**Directions for this task:** Go through the data below. List every line that holds the word "Twitter".

Collected data:
>> START
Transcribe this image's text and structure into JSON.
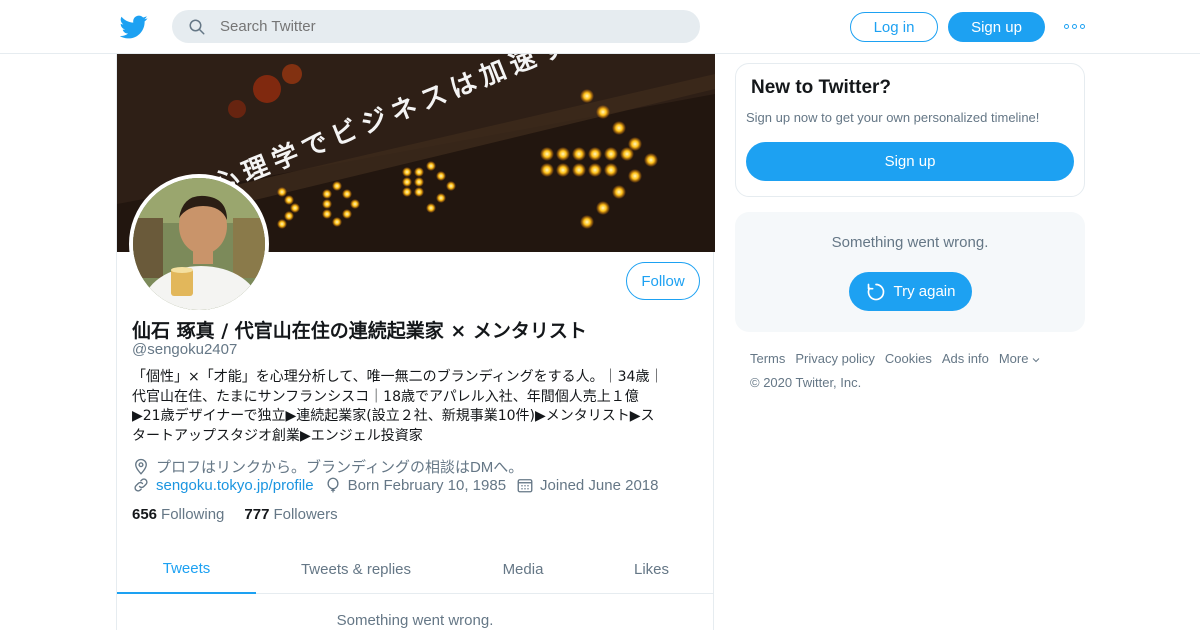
{
  "header": {
    "search_placeholder": "Search Twitter",
    "login_label": "Log in",
    "signup_label": "Sign up"
  },
  "banner": {
    "text": "心理学でビジネスは加速する"
  },
  "profile": {
    "follow_label": "Follow",
    "name": "仙石 琢真 / 代官山在住の連続起業家 × メンタリスト",
    "handle": "@sengoku2407",
    "bio_lines": [
      "「個性」×「才能」を心理分析して、唯一無二のブランディングをする人。｜34歳｜",
      "代官山在住、たまにサンフランシスコ｜18歳でアパレル入社、年間個人売上１億",
      "▶21歳デザイナーで独立▶連続起業家(設立２社、新規事業10件)▶メンタリスト▶ス",
      "タートアップスタジオ創業▶エンジェル投資家"
    ],
    "location": "プロフはリンクから。ブランディングの相談はDMへ。",
    "url": "sengoku.tokyo.jp/profile",
    "birth": "Born February 10, 1985",
    "joined": "Joined June 2018",
    "following_count": "656",
    "following_label": "Following",
    "followers_count": "777",
    "followers_label": "Followers"
  },
  "tabs": [
    {
      "label": "Tweets",
      "active": true
    },
    {
      "label": "Tweets & replies",
      "active": false
    },
    {
      "label": "Media",
      "active": false
    },
    {
      "label": "Likes",
      "active": false
    }
  ],
  "main_error": "Something went wrong.",
  "sidebar": {
    "new_title": "New to Twitter?",
    "new_desc": "Sign up now to get your own personalized timeline!",
    "signup_label": "Sign up",
    "error_msg": "Something went wrong.",
    "try_again_label": "Try again"
  },
  "footer": {
    "links": [
      "Terms",
      "Privacy policy",
      "Cookies",
      "Ads info",
      "More"
    ],
    "copyright": "© 2020 Twitter, Inc."
  },
  "colors": {
    "accent": "#1da1f2",
    "secondary_text": "#657786",
    "border": "#e6ecf0"
  }
}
>> END
**Reply:**
    "search_placeholder": "Search Twitter",
    "new_title": "New to Twitter?",
    "copyright": "© 2020 Twitter, Inc."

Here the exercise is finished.